DIRECTION: Will you transcribe all the entries word for word, skipping the pictures they hold?

[start of RECORDS TO USE]

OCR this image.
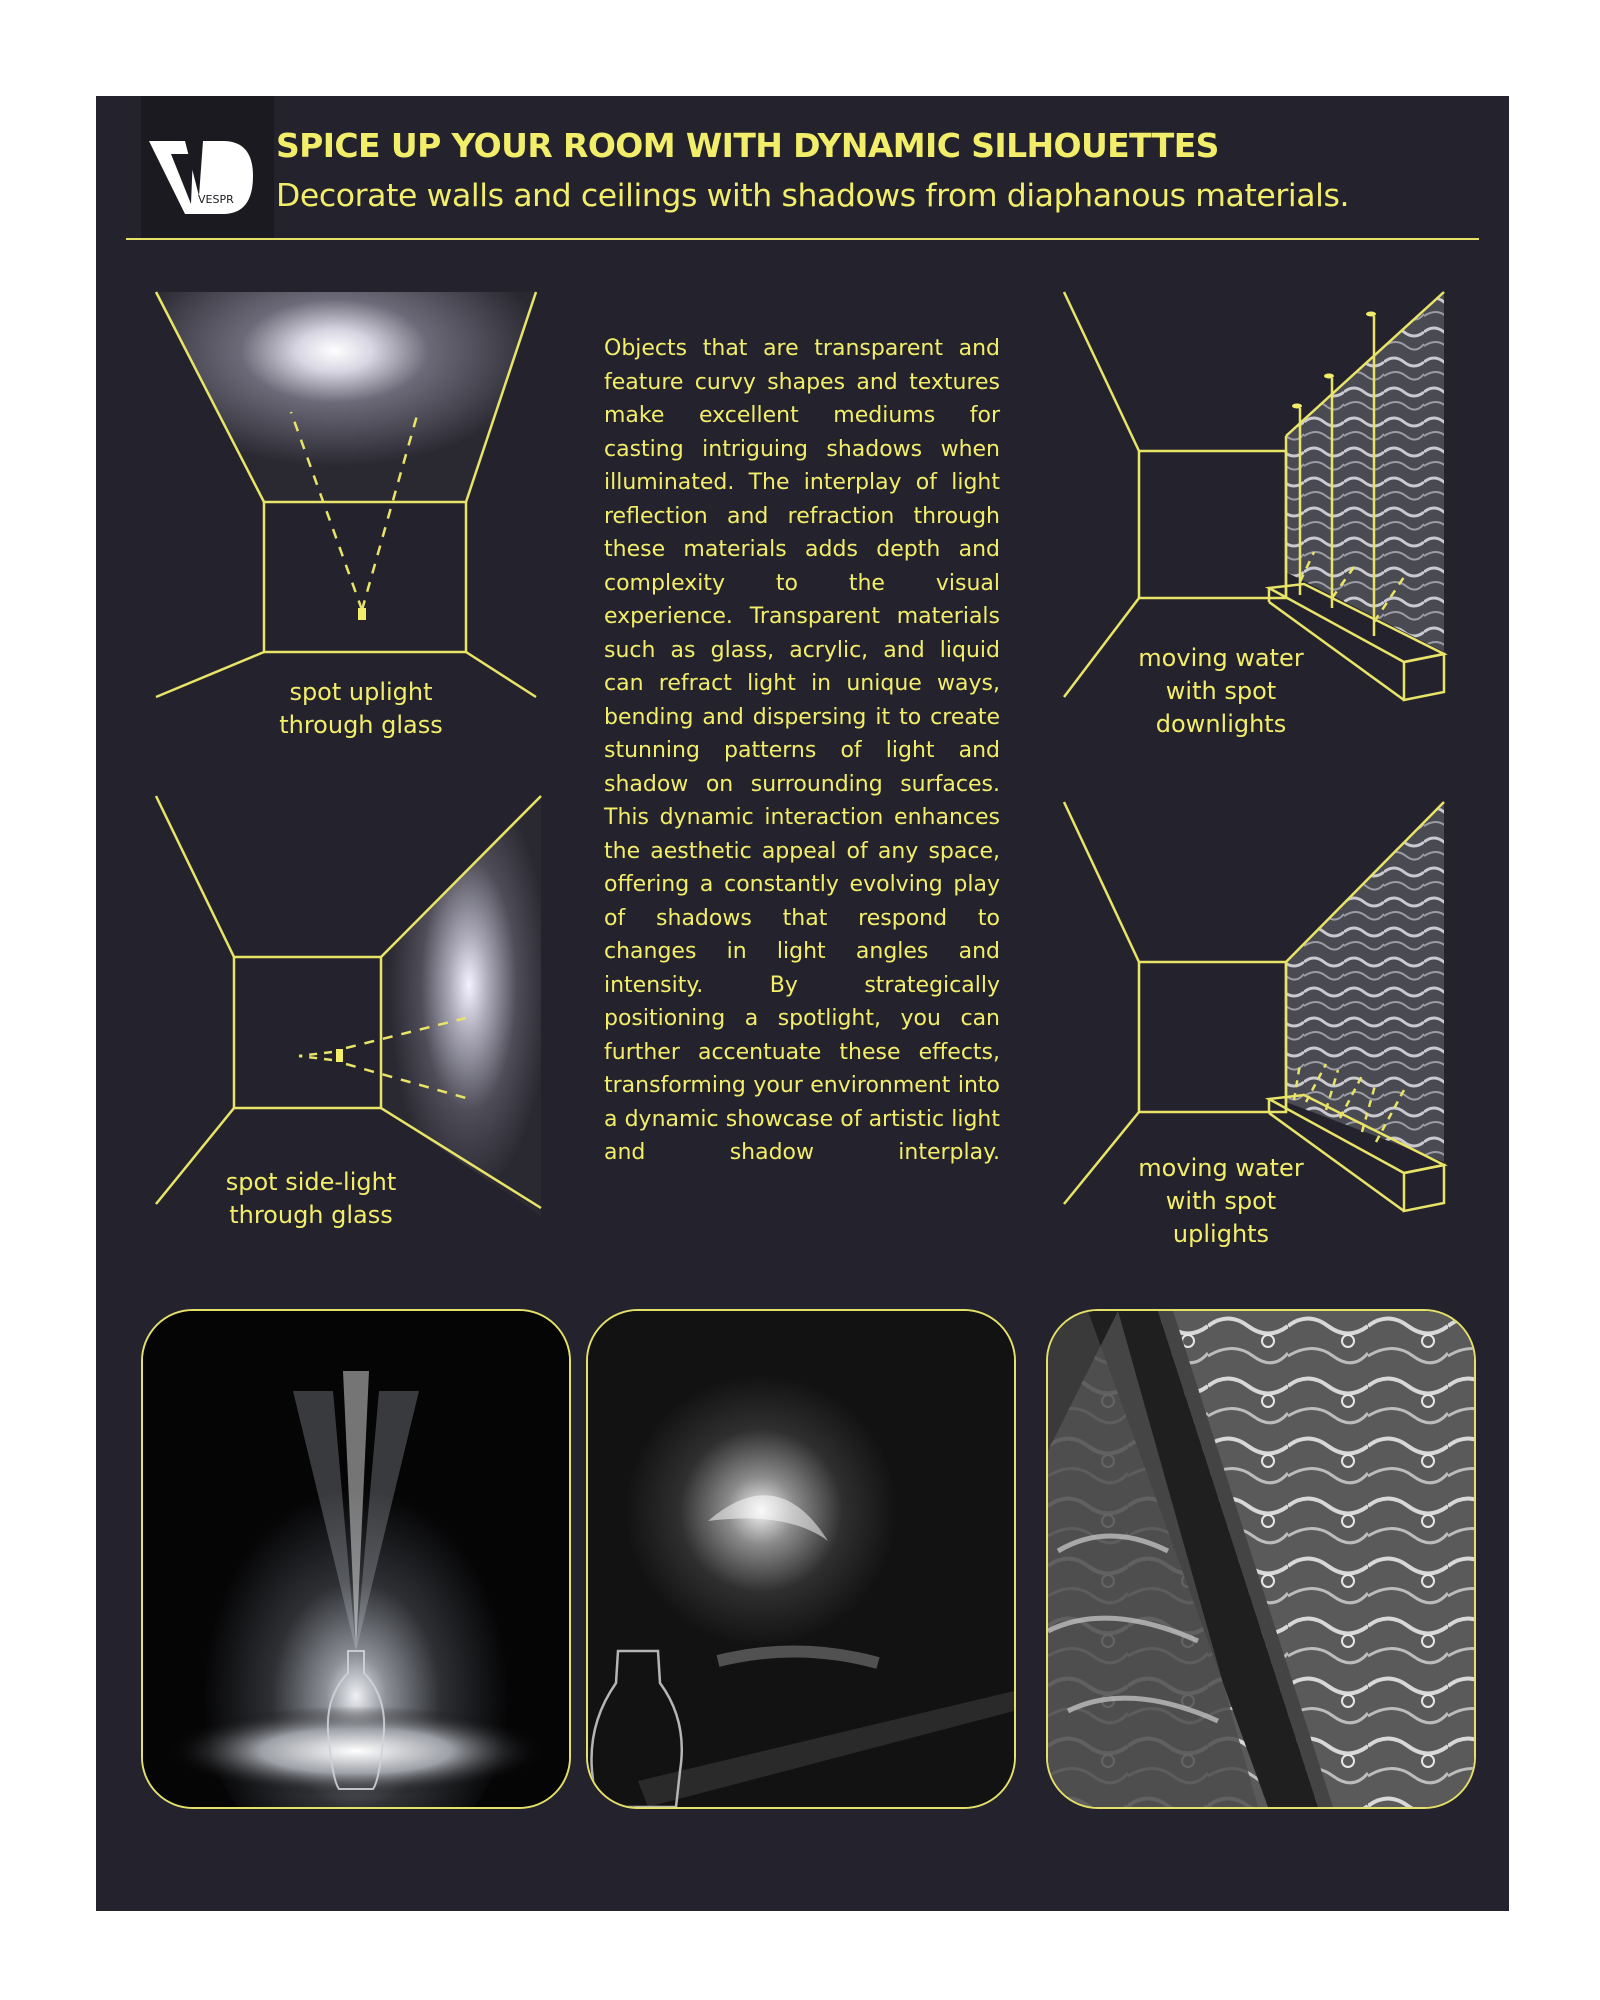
VESPR
SPICE UP YOUR ROOM WITH DYNAMIC SILHOUETTES
Decorate walls and ceilings with shadows from diaphanous materials.
spot uplight
through glass
moving water
with spot
downlights
spot side-light
through glass
moving water
with spot
uplights
Objects that are transparent and feature curvy shapes and textures make excellent mediums for casting intriguing shadows when illuminated. The interplay of light reflection and refraction through these materials adds depth and complexity to the visual experience. Transparent materials such as glass, acrylic, and liquid can refract light in unique ways, bending and dispersing it to create stunning patterns of light and shadow on surrounding surfaces. This dynamic interaction enhances the aesthetic appeal of any space, offering a constantly evolving play of shadows that respond to changes in light angles and intensity. By strategically positioning a spotlight, you can further accentuate these effects, transforming your environment into a dynamic showcase of artistic light and shadow interplay.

[end of RECORDS TO USE]

FINISHED ANSWER:
OCR this image.
VESPR
SPICE UP YOUR ROOM WITH DYNAMIC SILHOUETTES
Decorate walls and ceilings with shadows from diaphanous materials.
spot uplight
through glass
moving water
with spot
downlights
spot side-light
through glass
moving water
with spot
uplights
Objects that are transparent and feature curvy shapes and textures make excellent mediums for casting intriguing shadows when illuminated. The interplay of light reflection and refraction through these materials adds depth and complexity to the visual experience. Transparent materials such as glass, acrylic, and liquid can refract light in unique ways, bending and dispersing it to create stunning patterns of light and shadow on surrounding surfaces. This dynamic interaction enhances the aesthetic appeal of any space, offering a constantly evolving play of shadows that respond to changes in light angles and intensity. By strategically positioning a spotlight, you can further accentuate these effects, transforming your environment into a dynamic showcase of artistic light and shadow interplay.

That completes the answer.